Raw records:

>> Begin

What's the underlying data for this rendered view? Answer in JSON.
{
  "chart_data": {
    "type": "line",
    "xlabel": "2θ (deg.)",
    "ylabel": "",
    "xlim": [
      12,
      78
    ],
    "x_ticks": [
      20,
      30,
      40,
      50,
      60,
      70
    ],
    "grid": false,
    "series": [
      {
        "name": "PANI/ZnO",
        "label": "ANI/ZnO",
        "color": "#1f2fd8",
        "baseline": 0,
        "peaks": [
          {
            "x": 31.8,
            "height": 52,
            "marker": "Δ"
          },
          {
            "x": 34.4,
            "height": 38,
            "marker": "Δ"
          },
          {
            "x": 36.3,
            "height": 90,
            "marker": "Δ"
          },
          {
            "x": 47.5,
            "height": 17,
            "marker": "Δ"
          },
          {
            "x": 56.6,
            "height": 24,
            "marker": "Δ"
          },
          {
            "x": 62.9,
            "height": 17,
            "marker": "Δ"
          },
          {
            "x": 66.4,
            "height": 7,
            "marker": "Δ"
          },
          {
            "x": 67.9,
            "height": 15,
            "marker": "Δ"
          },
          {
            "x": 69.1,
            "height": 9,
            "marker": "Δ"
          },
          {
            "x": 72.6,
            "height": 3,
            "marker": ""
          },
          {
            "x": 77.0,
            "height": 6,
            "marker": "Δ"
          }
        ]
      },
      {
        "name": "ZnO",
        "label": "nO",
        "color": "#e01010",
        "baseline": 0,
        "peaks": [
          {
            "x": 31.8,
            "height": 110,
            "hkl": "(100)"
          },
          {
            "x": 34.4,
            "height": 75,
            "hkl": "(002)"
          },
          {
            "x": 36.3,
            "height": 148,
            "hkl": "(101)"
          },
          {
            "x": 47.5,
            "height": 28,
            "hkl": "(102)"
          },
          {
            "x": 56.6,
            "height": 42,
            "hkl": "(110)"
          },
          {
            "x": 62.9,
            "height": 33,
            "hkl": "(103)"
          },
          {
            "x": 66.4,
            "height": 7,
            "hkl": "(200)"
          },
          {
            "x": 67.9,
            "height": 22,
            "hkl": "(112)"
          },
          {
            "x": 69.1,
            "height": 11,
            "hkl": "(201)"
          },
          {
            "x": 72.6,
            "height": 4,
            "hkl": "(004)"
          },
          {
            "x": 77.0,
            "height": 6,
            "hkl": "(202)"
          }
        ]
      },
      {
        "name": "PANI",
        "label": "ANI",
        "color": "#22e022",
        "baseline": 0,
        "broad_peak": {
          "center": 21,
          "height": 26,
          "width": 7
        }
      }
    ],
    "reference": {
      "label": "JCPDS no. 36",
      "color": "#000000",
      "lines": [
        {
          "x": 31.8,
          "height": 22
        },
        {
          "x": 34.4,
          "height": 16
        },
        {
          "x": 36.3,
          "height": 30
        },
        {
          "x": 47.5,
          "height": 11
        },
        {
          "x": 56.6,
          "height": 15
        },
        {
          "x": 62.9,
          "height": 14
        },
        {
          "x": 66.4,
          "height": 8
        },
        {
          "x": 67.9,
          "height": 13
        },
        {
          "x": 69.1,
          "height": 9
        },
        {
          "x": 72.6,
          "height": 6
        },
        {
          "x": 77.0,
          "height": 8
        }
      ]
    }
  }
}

>> End

EXERCISE DESCRIPTION:
All of the material above needs to be copied exactly.

FULL SOLUTION:
What's the underlying data for this rendered view? Answer in JSON.
{
  "chart_data": {
    "type": "line",
    "xlabel": "2θ (deg.)",
    "ylabel": "",
    "xlim": [
      12,
      78
    ],
    "x_ticks": [
      20,
      30,
      40,
      50,
      60,
      70
    ],
    "grid": false,
    "series": [
      {
        "name": "PANI/ZnO",
        "label": "ANI/ZnO",
        "color": "#1f2fd8",
        "baseline": 0,
        "peaks": [
          {
            "x": 31.8,
            "height": 52,
            "marker": "Δ"
          },
          {
            "x": 34.4,
            "height": 38,
            "marker": "Δ"
          },
          {
            "x": 36.3,
            "height": 90,
            "marker": "Δ"
          },
          {
            "x": 47.5,
            "height": 17,
            "marker": "Δ"
          },
          {
            "x": 56.6,
            "height": 24,
            "marker": "Δ"
          },
          {
            "x": 62.9,
            "height": 17,
            "marker": "Δ"
          },
          {
            "x": 66.4,
            "height": 7,
            "marker": "Δ"
          },
          {
            "x": 67.9,
            "height": 15,
            "marker": "Δ"
          },
          {
            "x": 69.1,
            "height": 9,
            "marker": "Δ"
          },
          {
            "x": 72.6,
            "height": 3,
            "marker": ""
          },
          {
            "x": 77.0,
            "height": 6,
            "marker": "Δ"
          }
        ]
      },
      {
        "name": "ZnO",
        "label": "nO",
        "color": "#e01010",
        "baseline": 0,
        "peaks": [
          {
            "x": 31.8,
            "height": 110,
            "hkl": "(100)"
          },
          {
            "x": 34.4,
            "height": 75,
            "hkl": "(002)"
          },
          {
            "x": 36.3,
            "height": 148,
            "hkl": "(101)"
          },
          {
            "x": 47.5,
            "height": 28,
            "hkl": "(102)"
          },
          {
            "x": 56.6,
            "height": 42,
            "hkl": "(110)"
          },
          {
            "x": 62.9,
            "height": 33,
            "hkl": "(103)"
          },
          {
            "x": 66.4,
            "height": 7,
            "hkl": "(200)"
          },
          {
            "x": 67.9,
            "height": 22,
            "hkl": "(112)"
          },
          {
            "x": 69.1,
            "height": 11,
            "hkl": "(201)"
          },
          {
            "x": 72.6,
            "height": 4,
            "hkl": "(004)"
          },
          {
            "x": 77.0,
            "height": 6,
            "hkl": "(202)"
          }
        ]
      },
      {
        "name": "PANI",
        "label": "ANI",
        "color": "#22e022",
        "baseline": 0,
        "broad_peak": {
          "center": 21,
          "height": 26,
          "width": 7
        }
      }
    ],
    "reference": {
      "label": "JCPDS no. 36",
      "color": "#000000",
      "lines": [
        {
          "x": 31.8,
          "height": 22
        },
        {
          "x": 34.4,
          "height": 16
        },
        {
          "x": 36.3,
          "height": 30
        },
        {
          "x": 47.5,
          "height": 11
        },
        {
          "x": 56.6,
          "height": 15
        },
        {
          "x": 62.9,
          "height": 14
        },
        {
          "x": 66.4,
          "height": 8
        },
        {
          "x": 67.9,
          "height": 13
        },
        {
          "x": 69.1,
          "height": 9
        },
        {
          "x": 72.6,
          "height": 6
        },
        {
          "x": 77.0,
          "height": 8
        }
      ]
    }
  }
}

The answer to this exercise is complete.